Dataset entries
# # #
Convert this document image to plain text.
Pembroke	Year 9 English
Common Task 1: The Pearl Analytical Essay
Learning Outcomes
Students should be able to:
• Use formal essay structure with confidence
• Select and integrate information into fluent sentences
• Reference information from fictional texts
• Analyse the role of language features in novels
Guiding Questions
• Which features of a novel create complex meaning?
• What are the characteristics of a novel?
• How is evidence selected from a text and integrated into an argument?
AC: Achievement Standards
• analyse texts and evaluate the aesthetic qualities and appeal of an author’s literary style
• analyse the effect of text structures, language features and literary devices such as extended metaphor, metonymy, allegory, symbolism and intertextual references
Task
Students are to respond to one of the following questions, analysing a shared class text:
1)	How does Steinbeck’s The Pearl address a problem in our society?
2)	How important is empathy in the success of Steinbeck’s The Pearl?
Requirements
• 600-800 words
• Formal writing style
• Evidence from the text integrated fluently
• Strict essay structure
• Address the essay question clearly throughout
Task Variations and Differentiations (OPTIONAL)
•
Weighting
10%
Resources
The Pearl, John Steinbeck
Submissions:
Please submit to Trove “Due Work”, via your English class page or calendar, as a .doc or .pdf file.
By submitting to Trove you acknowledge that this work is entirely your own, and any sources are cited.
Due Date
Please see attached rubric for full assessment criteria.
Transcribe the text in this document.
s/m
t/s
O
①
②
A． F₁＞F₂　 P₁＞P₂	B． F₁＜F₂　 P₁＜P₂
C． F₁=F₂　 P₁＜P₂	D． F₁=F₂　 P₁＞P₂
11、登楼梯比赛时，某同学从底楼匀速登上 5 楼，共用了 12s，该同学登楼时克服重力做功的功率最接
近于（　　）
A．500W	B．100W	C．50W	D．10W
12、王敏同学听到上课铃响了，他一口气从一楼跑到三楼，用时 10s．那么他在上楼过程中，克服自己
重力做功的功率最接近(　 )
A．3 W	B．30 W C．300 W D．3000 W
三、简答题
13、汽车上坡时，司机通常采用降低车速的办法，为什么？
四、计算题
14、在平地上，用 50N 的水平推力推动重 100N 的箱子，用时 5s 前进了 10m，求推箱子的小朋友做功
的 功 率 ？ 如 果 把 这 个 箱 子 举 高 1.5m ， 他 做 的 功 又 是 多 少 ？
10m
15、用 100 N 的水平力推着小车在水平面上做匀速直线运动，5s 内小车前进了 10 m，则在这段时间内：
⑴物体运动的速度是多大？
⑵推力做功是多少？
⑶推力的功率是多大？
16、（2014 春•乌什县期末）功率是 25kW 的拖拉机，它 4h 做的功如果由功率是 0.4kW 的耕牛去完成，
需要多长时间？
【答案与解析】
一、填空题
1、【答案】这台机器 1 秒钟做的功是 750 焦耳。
# # #
* **Given problem**:
Look through the entries above for the word "Trove". Copy every line where it shows up.

* **Exercise response**:
Please submit to Trove “Due Work”, via your English class page or calendar, as a .doc or .pdf file.
By submitting to Trove you acknowledge that this work is entirely your own, and any sources are cited.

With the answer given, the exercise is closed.